(Data listing)
==============================
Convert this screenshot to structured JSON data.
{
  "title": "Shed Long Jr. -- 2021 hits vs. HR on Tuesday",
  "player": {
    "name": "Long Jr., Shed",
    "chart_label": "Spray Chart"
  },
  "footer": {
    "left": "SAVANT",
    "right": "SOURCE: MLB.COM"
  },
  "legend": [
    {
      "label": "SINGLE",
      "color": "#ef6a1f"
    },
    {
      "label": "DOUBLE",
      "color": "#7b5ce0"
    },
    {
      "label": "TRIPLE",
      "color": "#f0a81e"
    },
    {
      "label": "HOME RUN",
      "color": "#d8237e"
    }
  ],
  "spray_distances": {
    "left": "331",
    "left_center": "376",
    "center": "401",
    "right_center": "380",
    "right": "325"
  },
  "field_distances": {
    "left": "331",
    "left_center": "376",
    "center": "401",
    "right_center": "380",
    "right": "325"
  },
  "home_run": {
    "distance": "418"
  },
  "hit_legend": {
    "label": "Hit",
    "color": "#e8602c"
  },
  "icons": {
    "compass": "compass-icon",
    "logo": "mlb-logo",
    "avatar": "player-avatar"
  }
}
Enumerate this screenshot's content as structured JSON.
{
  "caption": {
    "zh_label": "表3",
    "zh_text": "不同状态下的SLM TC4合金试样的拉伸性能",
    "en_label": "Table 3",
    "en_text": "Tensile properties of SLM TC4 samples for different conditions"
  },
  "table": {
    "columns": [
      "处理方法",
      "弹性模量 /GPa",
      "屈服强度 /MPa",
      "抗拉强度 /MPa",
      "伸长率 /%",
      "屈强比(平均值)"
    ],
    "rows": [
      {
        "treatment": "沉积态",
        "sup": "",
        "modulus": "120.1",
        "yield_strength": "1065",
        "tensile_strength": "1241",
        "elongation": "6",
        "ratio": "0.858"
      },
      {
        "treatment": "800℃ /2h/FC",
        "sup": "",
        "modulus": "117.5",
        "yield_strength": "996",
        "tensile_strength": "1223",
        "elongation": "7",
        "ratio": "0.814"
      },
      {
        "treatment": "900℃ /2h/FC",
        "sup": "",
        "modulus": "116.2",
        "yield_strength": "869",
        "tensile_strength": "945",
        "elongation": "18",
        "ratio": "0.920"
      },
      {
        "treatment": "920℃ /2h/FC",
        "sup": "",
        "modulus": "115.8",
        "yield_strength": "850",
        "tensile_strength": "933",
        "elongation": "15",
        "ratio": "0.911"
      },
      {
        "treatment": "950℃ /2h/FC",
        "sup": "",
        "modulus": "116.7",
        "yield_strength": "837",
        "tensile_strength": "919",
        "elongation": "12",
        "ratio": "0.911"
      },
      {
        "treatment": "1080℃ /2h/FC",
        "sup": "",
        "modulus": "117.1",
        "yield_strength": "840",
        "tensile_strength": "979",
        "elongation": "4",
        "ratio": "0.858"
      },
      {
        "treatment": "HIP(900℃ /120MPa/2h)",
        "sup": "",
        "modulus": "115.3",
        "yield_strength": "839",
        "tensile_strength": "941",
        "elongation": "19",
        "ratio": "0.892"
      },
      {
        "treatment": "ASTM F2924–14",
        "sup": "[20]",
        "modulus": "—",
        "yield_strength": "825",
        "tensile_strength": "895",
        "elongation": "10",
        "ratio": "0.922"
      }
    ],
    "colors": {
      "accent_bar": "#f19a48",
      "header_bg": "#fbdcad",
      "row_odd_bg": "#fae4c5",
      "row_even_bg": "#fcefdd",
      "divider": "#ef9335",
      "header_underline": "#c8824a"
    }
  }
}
==============================
Filter the data for the string "elongation" and copy every line that has it.

- **Task answer**:
        "elongation": "6",
        "elongation": "7",
        "elongation": "18",
        "elongation": "15",
        "elongation": "12",
        "elongation": "4",
        "elongation": "19",
        "elongation": "10",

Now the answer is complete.